Every entry here needs to be repeated exactly.

● ● ● ● ● ● ●

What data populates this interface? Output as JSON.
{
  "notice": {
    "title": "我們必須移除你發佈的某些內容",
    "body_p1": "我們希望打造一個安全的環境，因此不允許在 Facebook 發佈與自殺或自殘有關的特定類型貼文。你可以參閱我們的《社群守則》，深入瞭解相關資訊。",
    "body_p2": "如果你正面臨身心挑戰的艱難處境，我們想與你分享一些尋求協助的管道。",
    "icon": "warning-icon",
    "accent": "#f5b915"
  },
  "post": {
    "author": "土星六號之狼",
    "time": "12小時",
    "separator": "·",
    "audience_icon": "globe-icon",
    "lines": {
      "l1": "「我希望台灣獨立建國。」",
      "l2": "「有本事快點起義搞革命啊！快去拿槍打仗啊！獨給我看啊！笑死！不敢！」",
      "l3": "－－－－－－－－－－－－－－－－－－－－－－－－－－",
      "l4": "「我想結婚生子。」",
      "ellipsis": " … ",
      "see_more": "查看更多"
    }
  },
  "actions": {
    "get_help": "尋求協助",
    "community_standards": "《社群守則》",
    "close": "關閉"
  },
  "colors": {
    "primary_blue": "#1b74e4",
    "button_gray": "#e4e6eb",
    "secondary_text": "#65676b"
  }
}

● ● ● ● ● ● ●

▶ **FINISHED EXERCISE**:
What data populates this interface? Output as JSON.
{
  "notice": {
    "title": "我們必須移除你發佈的某些內容",
    "body_p1": "我們希望打造一個安全的環境，因此不允許在 Facebook 發佈與自殺或自殘有關的特定類型貼文。你可以參閱我們的《社群守則》，深入瞭解相關資訊。",
    "body_p2": "如果你正面臨身心挑戰的艱難處境，我們想與你分享一些尋求協助的管道。",
    "icon": "warning-icon",
    "accent": "#f5b915"
  },
  "post": {
    "author": "土星六號之狼",
    "time": "12小時",
    "separator": "·",
    "audience_icon": "globe-icon",
    "lines": {
      "l1": "「我希望台灣獨立建國。」",
      "l2": "「有本事快點起義搞革命啊！快去拿槍打仗啊！獨給我看啊！笑死！不敢！」",
      "l3": "－－－－－－－－－－－－－－－－－－－－－－－－－－",
      "l4": "「我想結婚生子。」",
      "ellipsis": " … ",
      "see_more": "查看更多"
    }
  },
  "actions": {
    "get_help": "尋求協助",
    "community_standards": "《社群守則》",
    "close": "關閉"
  },
  "colors": {
    "primary_blue": "#1b74e4",
    "button_gray": "#e4e6eb",
    "secondary_text": "#65676b"
  }
}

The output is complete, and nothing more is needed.